RECORDS FOR THIS EXERCISE:

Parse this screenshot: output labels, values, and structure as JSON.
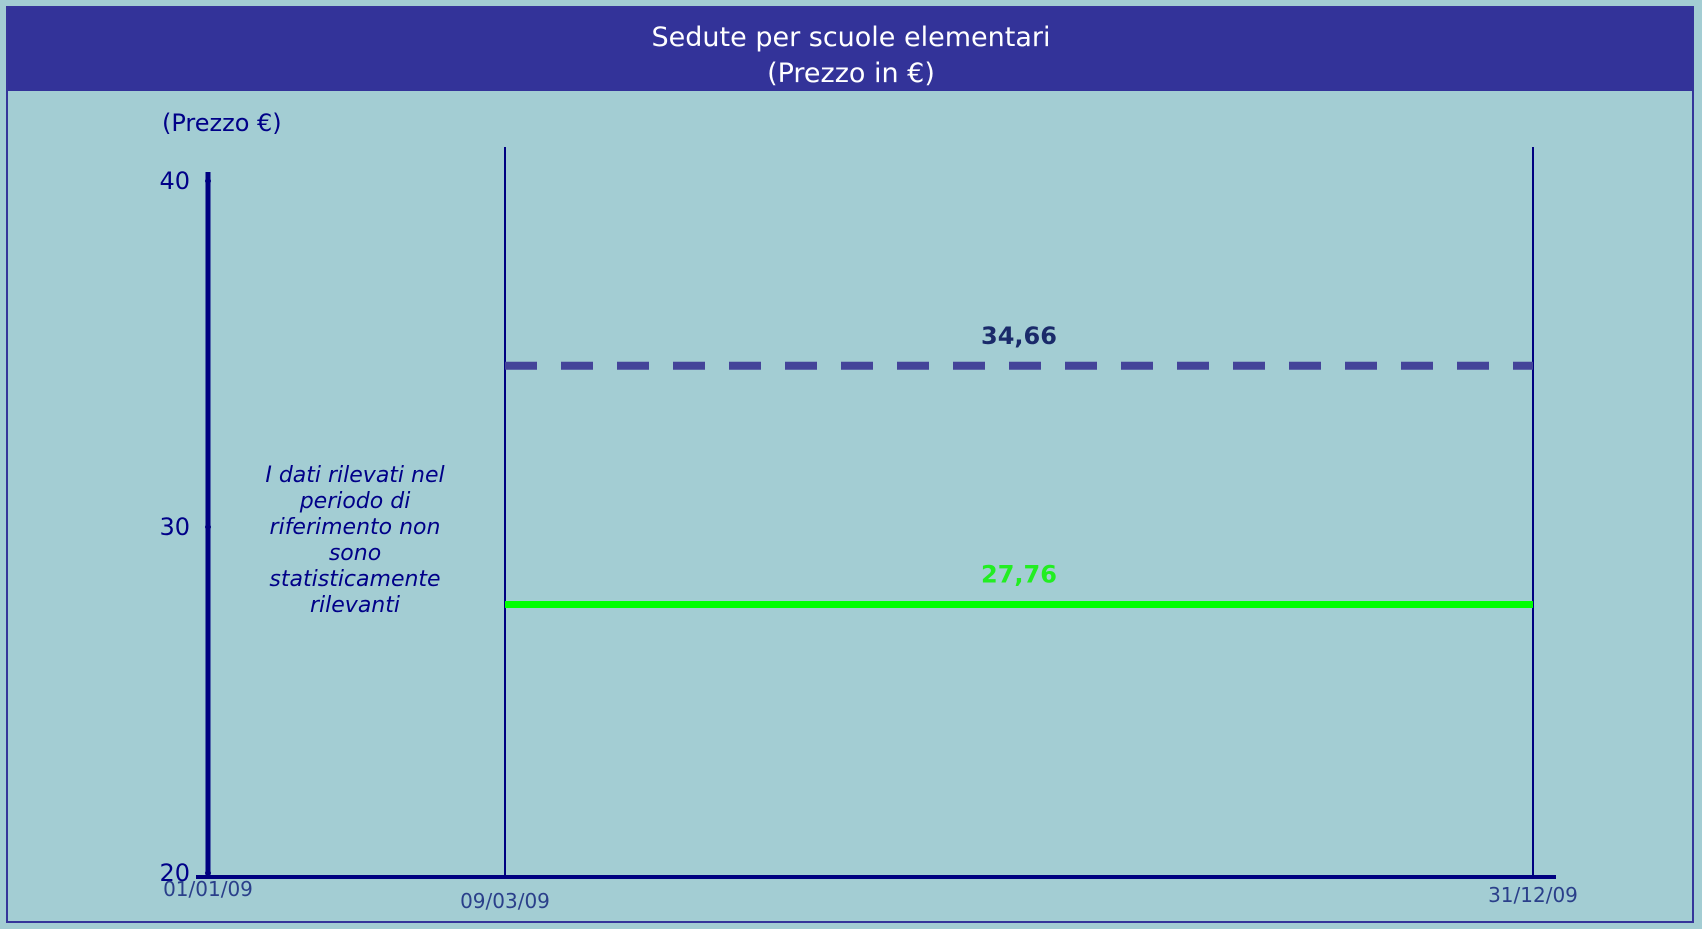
{
  "chart_data": {
    "type": "line",
    "title": "Sedute per scuole elementari",
    "subtitle": "(Prezzo in €)",
    "ylabel": "(Prezzo €)",
    "xlabel": "",
    "ylim": [
      20,
      40
    ],
    "yticks": [
      {
        "value": 40,
        "label": "40"
      },
      {
        "value": 30,
        "label": "30"
      },
      {
        "value": 20,
        "label": "20"
      }
    ],
    "x_dates": [
      {
        "date": "2009-01-01",
        "label": "01/01/09"
      },
      {
        "date": "2009-03-09",
        "label": "09/03/09"
      },
      {
        "date": "2009-12-31",
        "label": "31/12/09"
      }
    ],
    "vertical_markers": [
      "2009-03-09",
      "2009-12-31"
    ],
    "series": [
      {
        "style": "dashed",
        "color": "#444499",
        "x_start": "2009-03-09",
        "x_end": "2009-12-31",
        "value": 34.66,
        "label": "34,66",
        "label_color": "#1a2a6a"
      },
      {
        "style": "solid",
        "color": "#00ff00",
        "x_start": "2009-03-09",
        "x_end": "2009-12-31",
        "value": 27.76,
        "label": "27,76",
        "label_color": "#22ee22"
      }
    ],
    "annotation": "I dati rilevati nel periodo di riferimento non sono statisticamente rilevanti",
    "grid": false,
    "legend": "none"
  }
}
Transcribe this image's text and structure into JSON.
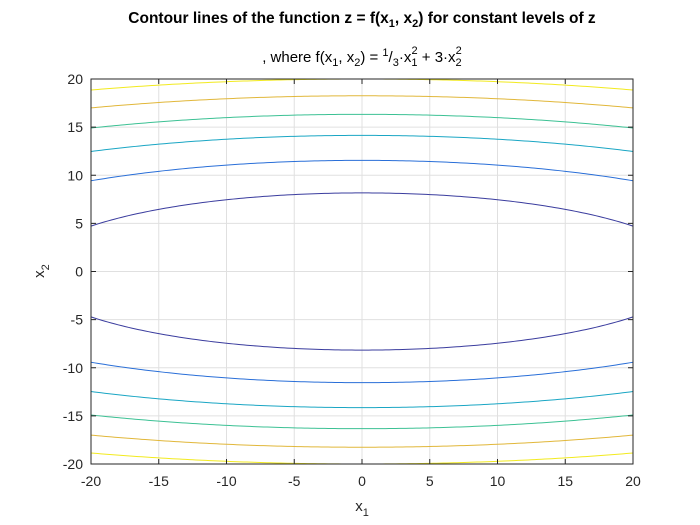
{
  "chart_data": {
    "type": "line",
    "title": {
      "a": "Contour lines of the function z = f(x",
      "b": "1",
      "c": ", x",
      "d": "2",
      "e": ") for constant levels of z"
    },
    "subtitle": {
      "a": ", where f(x",
      "b": "1",
      "c": ", x",
      "d": "2",
      "e": ") = ",
      "f": "1",
      "g": "/",
      "h": "3",
      "i": "·x",
      "j": "1",
      "k": "2",
      "l": " + 3·x",
      "m": "2",
      "n": "2"
    },
    "xlabel": {
      "main": "x",
      "sub": "1"
    },
    "ylabel": {
      "main": "x",
      "sub": "2"
    },
    "xlim": [
      -20,
      20
    ],
    "ylim": [
      -20,
      20
    ],
    "xticks": [
      "-20",
      "-15",
      "-10",
      "-5",
      "0",
      "5",
      "10",
      "15",
      "20"
    ],
    "yticks": [
      "-20",
      "-15",
      "-10",
      "-5",
      "0",
      "5",
      "10",
      "15",
      "20"
    ],
    "grid": true,
    "function": "1/3*x1^2 + 3*x2^2",
    "levels": [
      {
        "z": 200,
        "color": "#3a3c9e"
      },
      {
        "z": 400,
        "color": "#2a6fd8"
      },
      {
        "z": 600,
        "color": "#1aa6c4"
      },
      {
        "z": 800,
        "color": "#3cc194"
      },
      {
        "z": 1000,
        "color": "#e1b73a"
      },
      {
        "z": 1200,
        "color": "#f2ea1f"
      }
    ]
  }
}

PROBLEM TO SOLVE:
Each record should be quoted exactly, with the images omitted.

REPLY:
Parse this screenshot: output labels, values, and structure as JSON.
{
  "chart_data": {
    "type": "line",
    "title": "Sedute per scuole elementari",
    "subtitle": "(Prezzo in €)",
    "ylabel": "(Prezzo €)",
    "xlabel": "",
    "ylim": [
      20,
      40
    ],
    "yticks": [
      {
        "value": 40,
        "label": "40"
      },
      {
        "value": 30,
        "label": "30"
      },
      {
        "value": 20,
        "label": "20"
      }
    ],
    "x_dates": [
      {
        "date": "2009-01-01",
        "label": "01/01/09"
      },
      {
        "date": "2009-03-09",
        "label": "09/03/09"
      },
      {
        "date": "2009-12-31",
        "label": "31/12/09"
      }
    ],
    "vertical_markers": [
      "2009-03-09",
      "2009-12-31"
    ],
    "series": [
      {
        "style": "dashed",
        "color": "#444499",
        "x_start": "2009-03-09",
        "x_end": "2009-12-31",
        "value": 34.66,
        "label": "34,66",
        "label_color": "#1a2a6a"
      },
      {
        "style": "solid",
        "color": "#00ff00",
        "x_start": "2009-03-09",
        "x_end": "2009-12-31",
        "value": 27.76,
        "label": "27,76",
        "label_color": "#22ee22"
      }
    ],
    "annotation": "I dati rilevati nel periodo di riferimento non sono statisticamente rilevanti",
    "grid": false,
    "legend": "none"
  }
}
Transcribe this image's text and structure into JSON.
{
  "chart_data": {
    "type": "line",
    "title": {
      "a": "Contour lines of the function z = f(x",
      "b": "1",
      "c": ", x",
      "d": "2",
      "e": ") for constant levels of z"
    },
    "subtitle": {
      "a": ", where f(x",
      "b": "1",
      "c": ", x",
      "d": "2",
      "e": ") = ",
      "f": "1",
      "g": "/",
      "h": "3",
      "i": "·x",
      "j": "1",
      "k": "2",
      "l": " + 3·x",
      "m": "2",
      "n": "2"
    },
    "xlabel": {
      "main": "x",
      "sub": "1"
    },
    "ylabel": {
      "main": "x",
      "sub": "2"
    },
    "xlim": [
      -20,
      20
    ],
    "ylim": [
      -20,
      20
    ],
    "xticks": [
      "-20",
      "-15",
      "-10",
      "-5",
      "0",
      "5",
      "10",
      "15",
      "20"
    ],
    "yticks": [
      "-20",
      "-15",
      "-10",
      "-5",
      "0",
      "5",
      "10",
      "15",
      "20"
    ],
    "grid": true,
    "function": "1/3*x1^2 + 3*x2^2",
    "levels": [
      {
        "z": 200,
        "color": "#3a3c9e"
      },
      {
        "z": 400,
        "color": "#2a6fd8"
      },
      {
        "z": 600,
        "color": "#1aa6c4"
      },
      {
        "z": 800,
        "color": "#3cc194"
      },
      {
        "z": 1000,
        "color": "#e1b73a"
      },
      {
        "z": 1200,
        "color": "#f2ea1f"
      }
    ]
  }
}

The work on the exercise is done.